» What the task asks:
The entries below need to be written out exactly, with no pictures included.

» Working data:
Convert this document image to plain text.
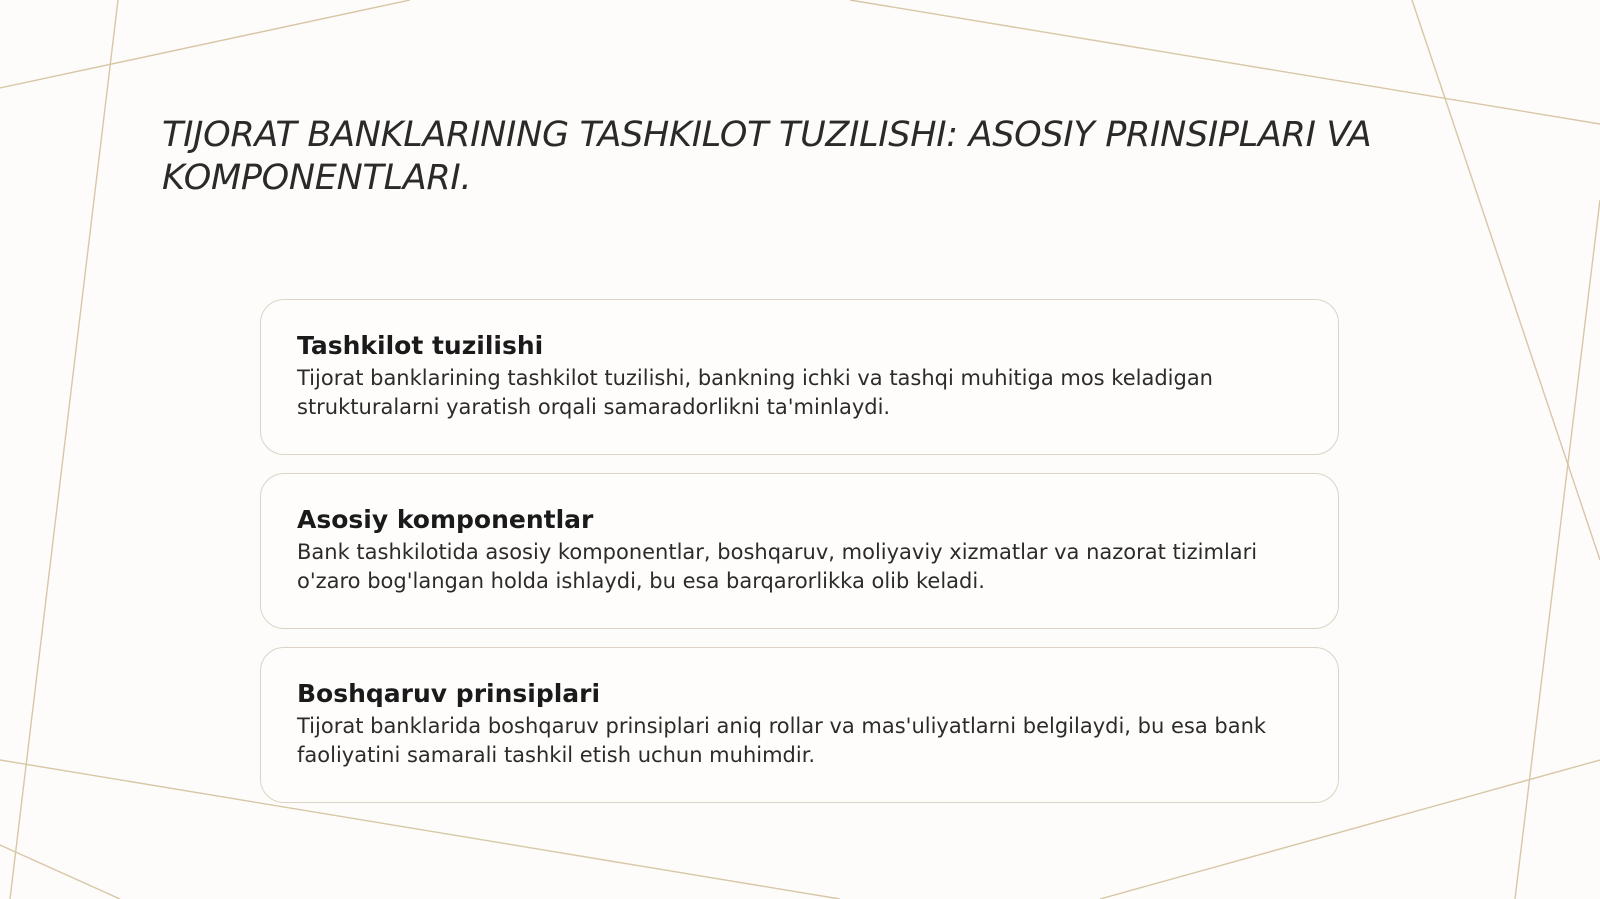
TIJORAT BANKLARINING TASHKILOT TUZILISHI: ASOSIY PRINSIPLARI VA KOMPONENTLARI.

Tashkilot tuzilishi

Tijorat banklarining tashkilot tuzilishi, bankning ichki va tashqi muhitiga mos keladigan strukturalarni yaratish orqali samaradorlikni ta'minlaydi.

Asosiy komponentlar

Bank tashkilotida asosiy komponentlar, boshqaruv, moliyaviy xizmatlar va nazorat tizimlari o'zaro bog'langan holda ishlaydi, bu esa barqarorlikka olib keladi.

Boshqaruv prinsiplari

Tijorat banklarida boshqaruv prinsiplari aniq rollar va mas'uliyatlarni belgilaydi, bu esa bank faoliyatini samarali tashkil etish uchun muhimdir.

» Correct answer:
Convert this document image to plain text.
TIJORAT BANKLARINING TASHKILOT TUZILISHI: ASOSIY PRINSIPLARI VA KOMPONENTLARI.

Tashkilot tuzilishi

Tijorat banklarining tashkilot tuzilishi, bankning ichki va tashqi muhitiga mos keladigan strukturalarni yaratish orqali samaradorlikni ta'minlaydi.

Asosiy komponentlar

Bank tashkilotida asosiy komponentlar, boshqaruv, moliyaviy xizmatlar va nazorat tizimlari o'zaro bog'langan holda ishlaydi, bu esa barqarorlikka olib keladi.

Boshqaruv prinsiplari

Tijorat banklarida boshqaruv prinsiplari aniq rollar va mas'uliyatlarni belgilaydi, bu esa bank faoliyatini samarali tashkil etish uchun muhimdir.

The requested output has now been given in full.